** Start Record list **

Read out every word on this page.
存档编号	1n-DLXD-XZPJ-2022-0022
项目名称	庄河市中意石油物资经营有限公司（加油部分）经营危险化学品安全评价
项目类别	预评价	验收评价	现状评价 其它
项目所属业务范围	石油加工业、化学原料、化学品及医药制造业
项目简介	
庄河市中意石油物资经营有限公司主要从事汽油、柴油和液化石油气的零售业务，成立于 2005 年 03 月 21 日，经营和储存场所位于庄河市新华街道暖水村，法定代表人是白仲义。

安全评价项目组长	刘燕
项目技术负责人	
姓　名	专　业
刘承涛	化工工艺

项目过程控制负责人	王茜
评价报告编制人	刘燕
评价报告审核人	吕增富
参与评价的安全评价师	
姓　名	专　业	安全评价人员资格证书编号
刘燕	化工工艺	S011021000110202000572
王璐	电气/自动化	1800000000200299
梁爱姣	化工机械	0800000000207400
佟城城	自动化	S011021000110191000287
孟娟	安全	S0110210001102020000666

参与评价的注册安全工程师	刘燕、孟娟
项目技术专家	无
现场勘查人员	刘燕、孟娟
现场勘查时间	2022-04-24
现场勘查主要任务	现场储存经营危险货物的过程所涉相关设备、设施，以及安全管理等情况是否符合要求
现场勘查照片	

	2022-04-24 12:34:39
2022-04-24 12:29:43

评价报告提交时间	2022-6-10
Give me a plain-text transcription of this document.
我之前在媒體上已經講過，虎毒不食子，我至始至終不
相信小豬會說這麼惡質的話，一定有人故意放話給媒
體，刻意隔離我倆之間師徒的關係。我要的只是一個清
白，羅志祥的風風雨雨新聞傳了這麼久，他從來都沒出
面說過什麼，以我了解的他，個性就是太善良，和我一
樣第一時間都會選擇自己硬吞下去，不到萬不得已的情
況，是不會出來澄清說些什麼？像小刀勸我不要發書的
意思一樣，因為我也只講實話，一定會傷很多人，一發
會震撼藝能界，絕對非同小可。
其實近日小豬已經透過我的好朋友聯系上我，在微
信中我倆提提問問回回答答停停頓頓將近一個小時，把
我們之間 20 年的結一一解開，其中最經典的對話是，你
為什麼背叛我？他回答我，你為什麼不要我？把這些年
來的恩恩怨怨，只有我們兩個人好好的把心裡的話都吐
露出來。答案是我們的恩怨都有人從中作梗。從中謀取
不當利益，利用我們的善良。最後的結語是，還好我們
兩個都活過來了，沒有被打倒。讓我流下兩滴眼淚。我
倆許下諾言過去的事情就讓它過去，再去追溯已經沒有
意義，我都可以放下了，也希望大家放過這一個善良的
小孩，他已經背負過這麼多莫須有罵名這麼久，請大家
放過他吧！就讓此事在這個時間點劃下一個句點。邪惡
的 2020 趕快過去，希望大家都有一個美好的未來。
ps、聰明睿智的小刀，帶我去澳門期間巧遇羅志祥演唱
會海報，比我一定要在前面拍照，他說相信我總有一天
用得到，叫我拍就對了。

** End Record list **

Write out the data again, exactly and in full.

◆ **Exercise output**
Read out every word on this page.
存档编号	1n-DLXD-XZPJ-2022-0022
项目名称	庄河市中意石油物资经营有限公司（加油部分）经营危险化学品安全评价
项目类别	预评价	验收评价	现状评价 其它
项目所属业务范围	石油加工业、化学原料、化学品及医药制造业
项目简介	
庄河市中意石油物资经营有限公司主要从事汽油、柴油和液化石油气的零售业务，成立于 2005 年 03 月 21 日，经营和储存场所位于庄河市新华街道暖水村，法定代表人是白仲义。

安全评价项目组长	刘燕
项目技术负责人	
姓　名	专　业
刘承涛	化工工艺

项目过程控制负责人	王茜
评价报告编制人	刘燕
评价报告审核人	吕增富
参与评价的安全评价师	
姓　名	专　业	安全评价人员资格证书编号
刘燕	化工工艺	S011021000110202000572
王璐	电气/自动化	1800000000200299
梁爱姣	化工机械	0800000000207400
佟城城	自动化	S011021000110191000287
孟娟	安全	S0110210001102020000666

参与评价的注册安全工程师	刘燕、孟娟
项目技术专家	无
现场勘查人员	刘燕、孟娟
现场勘查时间	2022-04-24
现场勘查主要任务	现场储存经营危险货物的过程所涉相关设备、设施，以及安全管理等情况是否符合要求
现场勘查照片	

	2022-04-24 12:34:39
2022-04-24 12:29:43

评价报告提交时间	2022-6-10
Give me a plain-text transcription of this document.
我之前在媒體上已經講過，虎毒不食子，我至始至終不
相信小豬會說這麼惡質的話，一定有人故意放話給媒
體，刻意隔離我倆之間師徒的關係。我要的只是一個清
白，羅志祥的風風雨雨新聞傳了這麼久，他從來都沒出
面說過什麼，以我了解的他，個性就是太善良，和我一
樣第一時間都會選擇自己硬吞下去，不到萬不得已的情
況，是不會出來澄清說些什麼？像小刀勸我不要發書的
意思一樣，因為我也只講實話，一定會傷很多人，一發
會震撼藝能界，絕對非同小可。
其實近日小豬已經透過我的好朋友聯系上我，在微
信中我倆提提問問回回答答停停頓頓將近一個小時，把
我們之間 20 年的結一一解開，其中最經典的對話是，你
為什麼背叛我？他回答我，你為什麼不要我？把這些年
來的恩恩怨怨，只有我們兩個人好好的把心裡的話都吐
露出來。答案是我們的恩怨都有人從中作梗。從中謀取
不當利益，利用我們的善良。最後的結語是，還好我們
兩個都活過來了，沒有被打倒。讓我流下兩滴眼淚。我
倆許下諾言過去的事情就讓它過去，再去追溯已經沒有
意義，我都可以放下了，也希望大家放過這一個善良的
小孩，他已經背負過這麼多莫須有罵名這麼久，請大家
放過他吧！就讓此事在這個時間點劃下一個句點。邪惡
的 2020 趕快過去，希望大家都有一個美好的未來。
ps、聰明睿智的小刀，帶我去澳門期間巧遇羅志祥演唱
會海報，比我一定要在前面拍照，他說相信我總有一天
用得到，叫我拍就對了。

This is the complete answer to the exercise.